• **Aim**:
Gather all lines with the word "Total" in them.

Some records

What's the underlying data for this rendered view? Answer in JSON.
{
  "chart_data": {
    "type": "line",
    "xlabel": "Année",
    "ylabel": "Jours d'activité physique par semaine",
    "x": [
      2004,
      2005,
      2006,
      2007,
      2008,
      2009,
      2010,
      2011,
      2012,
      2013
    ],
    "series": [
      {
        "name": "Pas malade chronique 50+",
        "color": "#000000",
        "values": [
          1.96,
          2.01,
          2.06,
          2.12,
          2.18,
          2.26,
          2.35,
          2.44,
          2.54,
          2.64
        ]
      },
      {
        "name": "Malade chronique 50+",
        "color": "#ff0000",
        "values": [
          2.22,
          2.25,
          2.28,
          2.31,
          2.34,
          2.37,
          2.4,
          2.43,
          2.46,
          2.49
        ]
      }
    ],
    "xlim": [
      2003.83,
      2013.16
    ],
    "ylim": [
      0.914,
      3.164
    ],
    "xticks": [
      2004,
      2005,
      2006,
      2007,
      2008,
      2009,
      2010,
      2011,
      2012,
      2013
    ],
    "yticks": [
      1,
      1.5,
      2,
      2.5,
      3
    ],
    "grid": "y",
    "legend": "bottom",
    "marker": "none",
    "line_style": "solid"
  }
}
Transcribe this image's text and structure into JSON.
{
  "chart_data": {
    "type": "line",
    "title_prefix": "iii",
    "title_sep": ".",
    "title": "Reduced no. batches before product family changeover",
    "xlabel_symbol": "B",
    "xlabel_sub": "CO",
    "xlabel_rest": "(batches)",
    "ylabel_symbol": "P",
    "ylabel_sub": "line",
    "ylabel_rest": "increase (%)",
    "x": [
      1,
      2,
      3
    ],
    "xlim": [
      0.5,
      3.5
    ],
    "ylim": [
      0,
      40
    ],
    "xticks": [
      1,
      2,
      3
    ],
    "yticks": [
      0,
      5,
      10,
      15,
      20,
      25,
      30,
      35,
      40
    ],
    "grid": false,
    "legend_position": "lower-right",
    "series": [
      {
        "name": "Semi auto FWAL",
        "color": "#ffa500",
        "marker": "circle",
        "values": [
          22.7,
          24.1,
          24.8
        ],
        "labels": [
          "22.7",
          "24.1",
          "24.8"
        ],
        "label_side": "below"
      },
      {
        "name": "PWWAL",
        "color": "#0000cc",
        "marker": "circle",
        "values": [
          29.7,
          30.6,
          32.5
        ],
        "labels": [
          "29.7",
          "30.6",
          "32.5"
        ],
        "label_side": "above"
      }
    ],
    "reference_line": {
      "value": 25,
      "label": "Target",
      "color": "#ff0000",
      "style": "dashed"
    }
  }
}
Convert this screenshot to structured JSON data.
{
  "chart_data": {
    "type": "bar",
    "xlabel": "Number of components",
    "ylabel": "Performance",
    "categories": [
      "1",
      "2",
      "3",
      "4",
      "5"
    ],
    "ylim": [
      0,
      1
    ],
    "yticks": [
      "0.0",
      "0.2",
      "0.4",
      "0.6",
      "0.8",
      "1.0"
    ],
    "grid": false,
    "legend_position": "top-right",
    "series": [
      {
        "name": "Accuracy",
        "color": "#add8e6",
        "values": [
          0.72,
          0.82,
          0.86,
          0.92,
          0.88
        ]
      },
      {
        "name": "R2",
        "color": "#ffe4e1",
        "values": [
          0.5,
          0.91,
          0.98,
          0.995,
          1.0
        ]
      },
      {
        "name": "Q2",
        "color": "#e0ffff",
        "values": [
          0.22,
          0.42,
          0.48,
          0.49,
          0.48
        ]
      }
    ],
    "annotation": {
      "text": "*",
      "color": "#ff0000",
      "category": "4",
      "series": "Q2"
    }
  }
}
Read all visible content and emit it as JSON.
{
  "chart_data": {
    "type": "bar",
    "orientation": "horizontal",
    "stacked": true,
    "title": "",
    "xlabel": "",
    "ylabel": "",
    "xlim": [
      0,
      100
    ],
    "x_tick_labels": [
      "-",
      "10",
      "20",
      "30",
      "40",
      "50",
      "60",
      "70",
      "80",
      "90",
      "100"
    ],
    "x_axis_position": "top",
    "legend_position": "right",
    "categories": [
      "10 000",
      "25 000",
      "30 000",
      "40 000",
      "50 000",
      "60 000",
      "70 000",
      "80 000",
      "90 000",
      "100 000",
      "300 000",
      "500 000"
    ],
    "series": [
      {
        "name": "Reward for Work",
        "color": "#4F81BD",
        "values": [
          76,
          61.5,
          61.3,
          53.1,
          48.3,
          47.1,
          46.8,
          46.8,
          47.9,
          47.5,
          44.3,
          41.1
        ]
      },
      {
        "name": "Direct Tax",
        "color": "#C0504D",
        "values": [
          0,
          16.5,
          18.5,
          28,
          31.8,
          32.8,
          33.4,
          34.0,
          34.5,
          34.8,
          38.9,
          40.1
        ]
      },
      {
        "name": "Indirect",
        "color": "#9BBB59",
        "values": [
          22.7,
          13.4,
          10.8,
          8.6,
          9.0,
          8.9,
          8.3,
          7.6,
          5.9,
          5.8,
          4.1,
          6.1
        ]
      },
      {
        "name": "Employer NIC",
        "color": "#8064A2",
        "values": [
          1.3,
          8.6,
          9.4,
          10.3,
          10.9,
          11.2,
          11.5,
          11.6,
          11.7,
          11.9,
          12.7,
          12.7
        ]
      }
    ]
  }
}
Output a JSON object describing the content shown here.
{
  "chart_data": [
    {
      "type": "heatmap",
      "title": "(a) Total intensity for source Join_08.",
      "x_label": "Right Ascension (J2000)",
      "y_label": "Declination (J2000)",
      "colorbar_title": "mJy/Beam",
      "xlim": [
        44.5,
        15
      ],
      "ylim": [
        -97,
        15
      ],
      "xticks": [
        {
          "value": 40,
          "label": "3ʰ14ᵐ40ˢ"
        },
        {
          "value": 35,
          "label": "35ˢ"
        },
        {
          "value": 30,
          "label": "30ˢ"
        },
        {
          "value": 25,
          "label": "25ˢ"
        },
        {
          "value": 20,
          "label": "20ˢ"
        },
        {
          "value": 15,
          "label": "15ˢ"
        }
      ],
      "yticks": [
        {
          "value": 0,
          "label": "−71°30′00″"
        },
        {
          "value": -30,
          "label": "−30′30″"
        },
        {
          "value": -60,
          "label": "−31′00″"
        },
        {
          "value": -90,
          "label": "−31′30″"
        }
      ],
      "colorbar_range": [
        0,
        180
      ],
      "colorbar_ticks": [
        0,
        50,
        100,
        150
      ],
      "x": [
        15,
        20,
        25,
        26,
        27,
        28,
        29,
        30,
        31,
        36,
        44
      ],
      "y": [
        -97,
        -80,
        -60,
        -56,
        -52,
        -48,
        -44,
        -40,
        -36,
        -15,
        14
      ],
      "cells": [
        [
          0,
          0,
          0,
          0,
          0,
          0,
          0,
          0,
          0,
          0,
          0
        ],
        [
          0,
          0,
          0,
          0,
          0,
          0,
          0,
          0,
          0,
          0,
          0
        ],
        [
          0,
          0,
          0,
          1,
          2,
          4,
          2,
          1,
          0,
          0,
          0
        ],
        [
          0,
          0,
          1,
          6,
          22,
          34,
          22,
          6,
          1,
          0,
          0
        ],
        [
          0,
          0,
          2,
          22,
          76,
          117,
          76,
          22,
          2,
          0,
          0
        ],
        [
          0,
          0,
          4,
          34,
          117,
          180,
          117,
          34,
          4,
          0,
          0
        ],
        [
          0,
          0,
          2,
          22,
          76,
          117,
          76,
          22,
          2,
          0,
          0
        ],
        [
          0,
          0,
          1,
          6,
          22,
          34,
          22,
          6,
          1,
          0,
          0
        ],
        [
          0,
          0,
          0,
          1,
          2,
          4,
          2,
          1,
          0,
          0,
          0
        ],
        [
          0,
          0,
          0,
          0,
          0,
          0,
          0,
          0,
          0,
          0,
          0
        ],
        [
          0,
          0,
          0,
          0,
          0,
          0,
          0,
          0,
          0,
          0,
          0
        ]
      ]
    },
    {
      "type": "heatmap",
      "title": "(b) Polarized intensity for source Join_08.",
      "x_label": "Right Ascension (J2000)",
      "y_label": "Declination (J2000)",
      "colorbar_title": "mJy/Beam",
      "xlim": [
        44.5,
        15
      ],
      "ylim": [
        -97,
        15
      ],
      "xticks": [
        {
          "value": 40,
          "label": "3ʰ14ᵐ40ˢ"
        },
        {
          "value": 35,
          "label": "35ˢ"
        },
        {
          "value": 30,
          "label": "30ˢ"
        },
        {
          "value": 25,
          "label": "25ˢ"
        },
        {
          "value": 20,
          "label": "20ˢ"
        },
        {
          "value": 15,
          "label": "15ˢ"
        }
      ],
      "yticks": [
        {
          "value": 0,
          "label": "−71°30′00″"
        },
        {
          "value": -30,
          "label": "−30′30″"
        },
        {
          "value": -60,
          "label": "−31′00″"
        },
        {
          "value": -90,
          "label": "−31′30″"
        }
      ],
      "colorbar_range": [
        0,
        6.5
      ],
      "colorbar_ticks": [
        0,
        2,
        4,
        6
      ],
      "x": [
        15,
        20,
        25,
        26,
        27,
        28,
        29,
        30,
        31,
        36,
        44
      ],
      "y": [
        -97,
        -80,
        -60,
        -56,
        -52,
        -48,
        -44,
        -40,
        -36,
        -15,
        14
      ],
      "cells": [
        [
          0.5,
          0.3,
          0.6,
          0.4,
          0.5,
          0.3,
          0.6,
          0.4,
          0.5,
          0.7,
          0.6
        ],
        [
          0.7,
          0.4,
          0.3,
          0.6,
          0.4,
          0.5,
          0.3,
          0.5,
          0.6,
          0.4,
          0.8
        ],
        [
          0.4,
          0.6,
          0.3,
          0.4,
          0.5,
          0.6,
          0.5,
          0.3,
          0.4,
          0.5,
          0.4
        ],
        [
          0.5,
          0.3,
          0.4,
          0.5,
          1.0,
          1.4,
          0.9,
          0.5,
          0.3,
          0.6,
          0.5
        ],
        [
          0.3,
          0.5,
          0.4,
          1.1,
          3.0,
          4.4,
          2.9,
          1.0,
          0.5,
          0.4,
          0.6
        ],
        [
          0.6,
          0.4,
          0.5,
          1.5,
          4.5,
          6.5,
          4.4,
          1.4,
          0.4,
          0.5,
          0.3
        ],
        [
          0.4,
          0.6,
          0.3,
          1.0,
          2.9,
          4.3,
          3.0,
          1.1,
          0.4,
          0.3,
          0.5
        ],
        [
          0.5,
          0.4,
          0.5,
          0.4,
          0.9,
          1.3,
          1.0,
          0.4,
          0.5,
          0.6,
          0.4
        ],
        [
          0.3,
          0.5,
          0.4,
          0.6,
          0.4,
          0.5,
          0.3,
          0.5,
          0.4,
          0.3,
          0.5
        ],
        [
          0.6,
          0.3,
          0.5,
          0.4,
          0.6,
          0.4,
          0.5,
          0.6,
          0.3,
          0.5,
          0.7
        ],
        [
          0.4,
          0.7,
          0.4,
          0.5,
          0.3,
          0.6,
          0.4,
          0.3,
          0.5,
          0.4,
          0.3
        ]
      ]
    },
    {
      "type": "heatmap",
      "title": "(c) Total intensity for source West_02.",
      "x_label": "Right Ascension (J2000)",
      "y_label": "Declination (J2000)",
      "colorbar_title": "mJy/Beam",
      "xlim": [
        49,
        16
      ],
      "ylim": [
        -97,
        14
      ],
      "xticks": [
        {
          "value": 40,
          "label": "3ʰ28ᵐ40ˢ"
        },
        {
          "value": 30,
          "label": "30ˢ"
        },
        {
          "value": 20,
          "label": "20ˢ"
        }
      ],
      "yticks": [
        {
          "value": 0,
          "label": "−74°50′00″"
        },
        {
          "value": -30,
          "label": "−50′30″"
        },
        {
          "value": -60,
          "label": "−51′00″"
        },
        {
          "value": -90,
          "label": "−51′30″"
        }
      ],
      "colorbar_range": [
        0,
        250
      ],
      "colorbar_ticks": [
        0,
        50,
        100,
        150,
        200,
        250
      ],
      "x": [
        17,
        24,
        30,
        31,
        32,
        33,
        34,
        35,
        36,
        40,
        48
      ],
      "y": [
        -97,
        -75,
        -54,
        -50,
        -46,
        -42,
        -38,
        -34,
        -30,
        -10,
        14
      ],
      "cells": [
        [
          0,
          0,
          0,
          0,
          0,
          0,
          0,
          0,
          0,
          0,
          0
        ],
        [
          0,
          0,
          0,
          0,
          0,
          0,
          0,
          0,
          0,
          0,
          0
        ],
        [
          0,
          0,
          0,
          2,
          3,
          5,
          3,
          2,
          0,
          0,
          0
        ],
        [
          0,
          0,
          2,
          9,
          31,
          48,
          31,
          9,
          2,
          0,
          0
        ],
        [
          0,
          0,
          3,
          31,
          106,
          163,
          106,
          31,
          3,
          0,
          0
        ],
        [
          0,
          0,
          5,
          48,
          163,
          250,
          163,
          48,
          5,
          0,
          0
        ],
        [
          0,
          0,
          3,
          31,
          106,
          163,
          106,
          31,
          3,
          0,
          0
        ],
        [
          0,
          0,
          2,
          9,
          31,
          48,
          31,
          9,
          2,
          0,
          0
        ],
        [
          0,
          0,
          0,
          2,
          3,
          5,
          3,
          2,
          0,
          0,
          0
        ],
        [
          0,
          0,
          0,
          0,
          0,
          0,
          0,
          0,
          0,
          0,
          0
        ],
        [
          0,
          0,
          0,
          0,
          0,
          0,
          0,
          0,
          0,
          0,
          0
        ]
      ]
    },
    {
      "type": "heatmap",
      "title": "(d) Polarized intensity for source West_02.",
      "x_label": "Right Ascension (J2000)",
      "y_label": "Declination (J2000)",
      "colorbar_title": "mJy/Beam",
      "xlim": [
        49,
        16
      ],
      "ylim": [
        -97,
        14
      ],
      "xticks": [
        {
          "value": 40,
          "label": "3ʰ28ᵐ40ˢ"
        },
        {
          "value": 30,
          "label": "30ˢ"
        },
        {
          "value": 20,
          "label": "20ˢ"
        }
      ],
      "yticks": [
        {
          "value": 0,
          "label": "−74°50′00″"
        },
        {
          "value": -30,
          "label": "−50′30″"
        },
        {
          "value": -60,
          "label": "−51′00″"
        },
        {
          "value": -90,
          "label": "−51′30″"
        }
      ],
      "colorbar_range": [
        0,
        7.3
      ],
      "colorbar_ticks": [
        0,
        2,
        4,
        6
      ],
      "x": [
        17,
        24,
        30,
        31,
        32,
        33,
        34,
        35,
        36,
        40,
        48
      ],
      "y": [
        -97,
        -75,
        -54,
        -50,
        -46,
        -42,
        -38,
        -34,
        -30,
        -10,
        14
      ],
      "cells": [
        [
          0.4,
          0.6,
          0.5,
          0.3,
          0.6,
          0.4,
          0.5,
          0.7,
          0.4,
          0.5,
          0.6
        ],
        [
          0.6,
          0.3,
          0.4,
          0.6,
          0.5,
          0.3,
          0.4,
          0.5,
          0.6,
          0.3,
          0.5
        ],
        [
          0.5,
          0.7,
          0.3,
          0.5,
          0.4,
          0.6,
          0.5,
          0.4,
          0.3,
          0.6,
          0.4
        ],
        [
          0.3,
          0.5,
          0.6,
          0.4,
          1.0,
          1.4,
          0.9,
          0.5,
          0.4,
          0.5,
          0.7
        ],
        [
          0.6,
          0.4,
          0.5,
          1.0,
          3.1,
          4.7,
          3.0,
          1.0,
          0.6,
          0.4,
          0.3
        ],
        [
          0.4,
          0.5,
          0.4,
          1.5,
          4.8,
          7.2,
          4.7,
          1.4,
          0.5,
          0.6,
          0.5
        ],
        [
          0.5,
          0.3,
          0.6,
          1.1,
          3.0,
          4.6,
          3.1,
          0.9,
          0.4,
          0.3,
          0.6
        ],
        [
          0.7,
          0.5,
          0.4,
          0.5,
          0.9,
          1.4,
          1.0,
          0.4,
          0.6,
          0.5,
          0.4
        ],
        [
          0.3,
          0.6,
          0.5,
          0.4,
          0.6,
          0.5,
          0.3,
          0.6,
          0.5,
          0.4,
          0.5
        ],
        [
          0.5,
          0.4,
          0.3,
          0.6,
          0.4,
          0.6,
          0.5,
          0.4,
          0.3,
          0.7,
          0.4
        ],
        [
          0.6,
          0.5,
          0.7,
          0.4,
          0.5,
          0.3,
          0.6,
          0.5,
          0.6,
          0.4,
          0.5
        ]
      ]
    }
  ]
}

• **Full solution**:
      "title": "(a) Total intensity for source Join_08.",
      "title": "(c) Total intensity for source West_02.",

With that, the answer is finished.